Your task: Tally each line where the word "title" occurs, then give only the total.

Records supplied:
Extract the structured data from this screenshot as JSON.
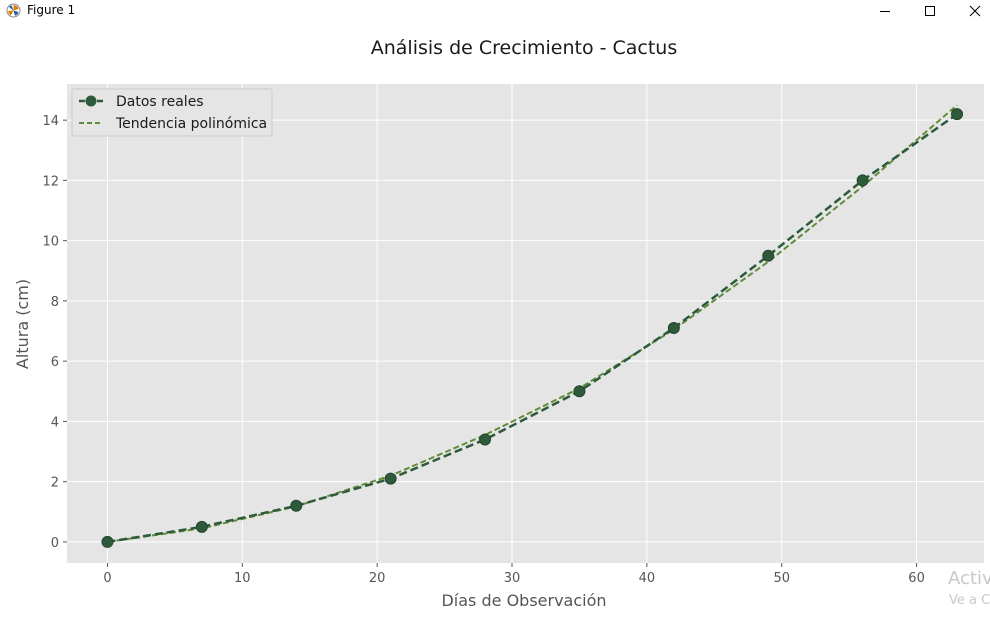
{
  "window": {
    "title": "Figure 1"
  },
  "chart_data": {
    "type": "line",
    "title": "Análisis de Crecimiento - Cactus",
    "xlabel": "Días de Observación",
    "ylabel": "Altura (cm)",
    "xlim": [
      -3,
      65
    ],
    "ylim": [
      -0.7,
      15.2
    ],
    "xticks": [
      0,
      10,
      20,
      30,
      40,
      50,
      60
    ],
    "yticks": [
      0,
      2,
      4,
      6,
      8,
      10,
      12,
      14
    ],
    "grid": true,
    "legend_position": "upper-left",
    "series": [
      {
        "name": "Datos reales",
        "style": "dashed-marker",
        "color": "#2d5a3a",
        "x": [
          0,
          7,
          14,
          21,
          28,
          35,
          42,
          49,
          56,
          63
        ],
        "y": [
          0,
          0.5,
          1.2,
          2.1,
          3.4,
          5.0,
          7.1,
          9.5,
          12.0,
          14.2
        ]
      },
      {
        "name": "Tendencia polinómica",
        "style": "dashed",
        "color": "#5f8c3a",
        "x": [
          0,
          7,
          14,
          21,
          28,
          35,
          42,
          49,
          56,
          63
        ],
        "y": [
          0.0,
          0.45,
          1.18,
          2.2,
          3.55,
          5.1,
          7.05,
          9.3,
          11.8,
          14.5
        ]
      }
    ]
  },
  "watermark": {
    "line1": "Activ",
    "line2": "Ve a C"
  }
}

The response: 2